§ Extracted entries
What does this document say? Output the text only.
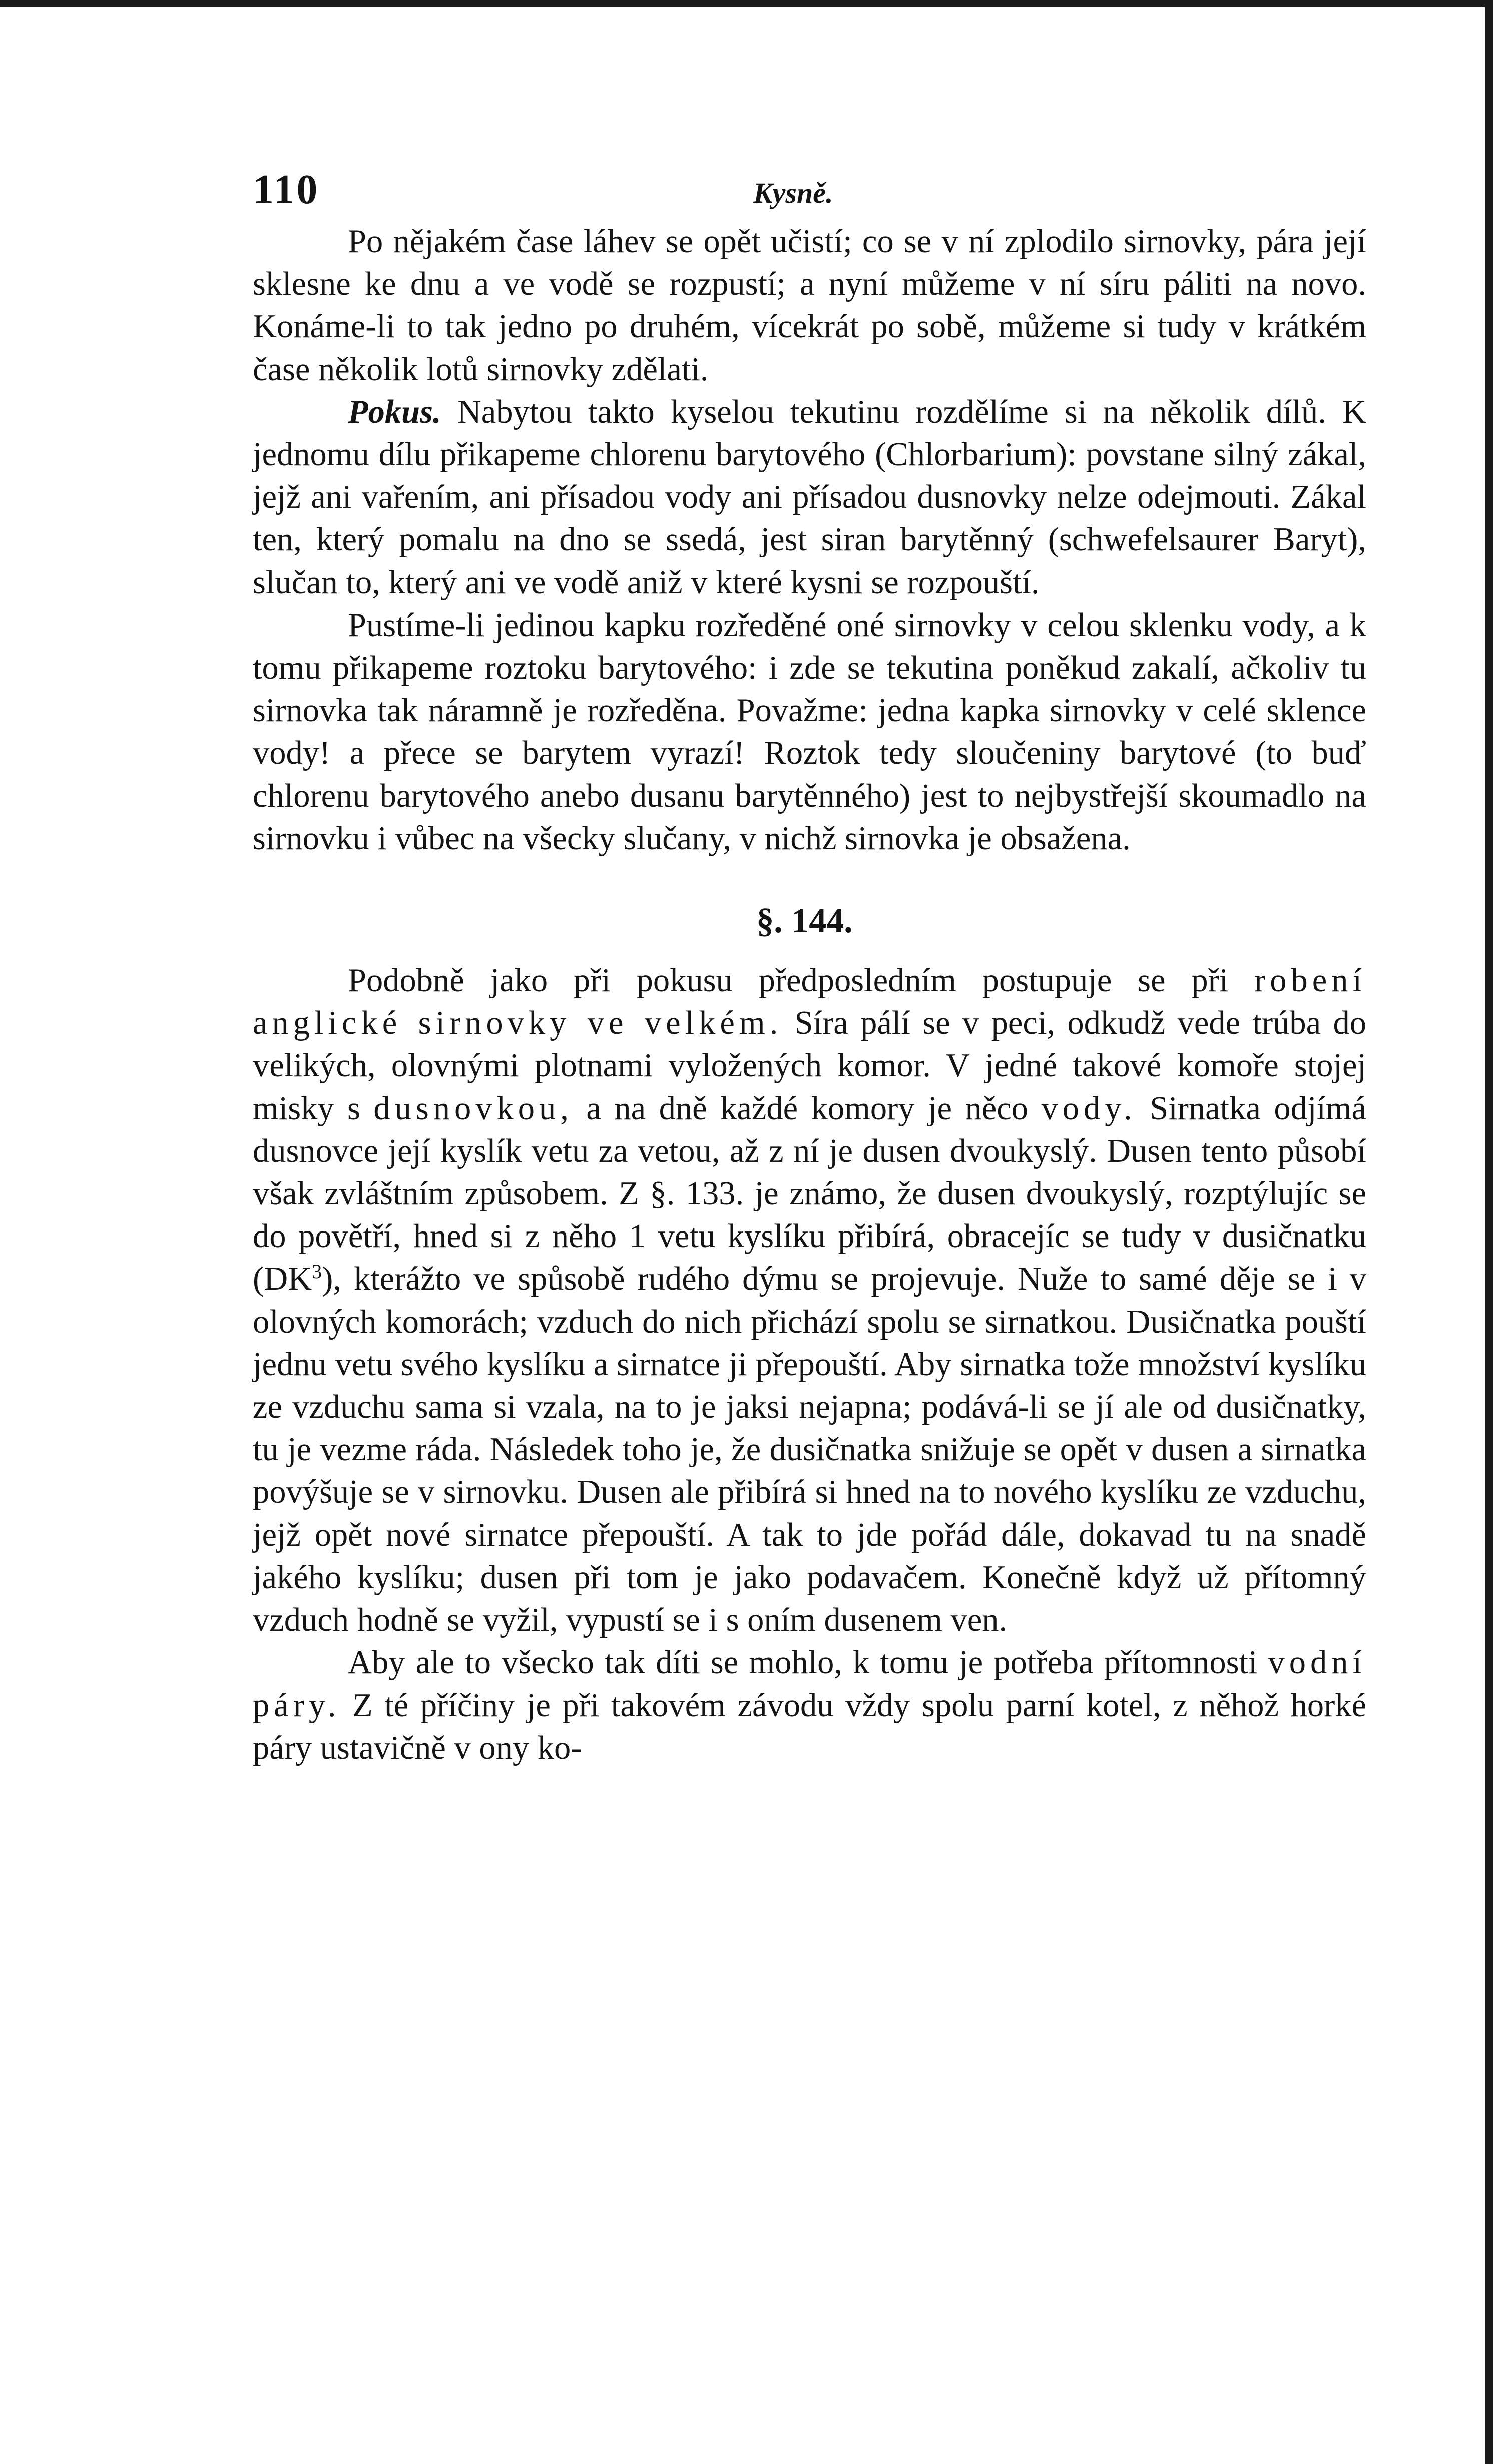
110	Kysně.

Po nějakém čase láhev se opět učistí; co se v ní zplodilo sirnovky, pára její sklesne ke dnu a ve vodě se rozpustí; a nyní můžeme v ní síru páliti na novo. Konáme-li to tak jedno po druhém, vícekrát po sobě, můžeme si tudy v krátkém čase několik lotů sirnovky zdělati.

Pokus. Nabytou takto kyselou tekutinu rozdělíme si na několik dílů. K jednomu dílu přikapeme chlorenu barytového (Chlorbarium): povstane silný zákal, jejž ani vařením, ani přísadou vody ani přísadou dusnovky nelze odejmouti. Zákal ten, který pomalu na dno se ssedá, jest siran barytěnný (schwefelsaurer Baryt), slučan to, který ani ve vodě aniž v které kysni se rozpouští.

Pustíme-li jedinou kapku rozředěné oné sirnovky v celou sklenku vody, a k tomu přikapeme roztoku barytového: i zde se tekutina poněkud zakalí, ačkoliv tu sirnovka tak náramně je rozředěna. Považme: jedna kapka sirnovky v celé sklence vody! a přece se barytem vyrazí! Roztok tedy sloučeniny barytové (to buď chlorenu barytového anebo dusanu barytěnného) jest to nejbystřejší skoumadlo na sirnovku i vůbec na všecky slučany, v nichž sirnovka je obsažena.

§. 144.

Podobně jako při pokusu předposledním postupuje se při robení anglické sirnovky ve velkém. Síra pálí se v peci, odkudž vede trúba do velikých, olovnými plotnami vyložených komor. V jedné takové komoře stojej misky s dusnovkou, a na dně každé komory je něco vody. Sirnatka odjímá dusnovce její kyslík vetu za vetou, až z ní je dusen dvoukyslý. Dusen tento působí však zvláštním způsobem. Z §. 133. je známo, že dusen dvoukyslý, rozptýlujíc se do povětří, hned si z něho 1 vetu kyslíku přibírá, obracejíc se tudy v dusičnatku $(DK^3)$, kterážto ve spůsobě rudého dýmu se projevuje. Nuže to samé děje se i v olovných komorách; vzduch do nich přichází spolu se sirnatkou. Dusičnatka pouští jednu vetu svého kyslíku a sirnatce ji přepouští. Aby sirnatka tože množství kyslíku ze vzduchu sama si vzala, na to je jaksi nejapna; podává-li se jí ale od dusičnatky, tu je vezme ráda. Následek toho je, že dusičnatka snižuje se opět v dusen a sirnatka povýšuje se v sirnovku. Dusen ale přibírá si hned na to nového kyslíku ze vzduchu, jejž opět nové sirnatce přepouští. A tak to jde pořád dále, dokavad tu na snadě jakého kyslíku; dusen při tom je jako podavačem. Konečně když už přítomný vzduch hodně se vyžil, vypustí se i s oním dusenem ven.

Aby ale to všecko tak díti se mohlo, k tomu je potřeba přítomnosti vodní páry. Z té příčiny je při takovém závodu vždy spolu parní kotel, z něhož horké páry ustavičně v ony ko-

§ What is expected
Across the entries above, how many lines contain "tomu"? Provide only the count.

§ Written response
2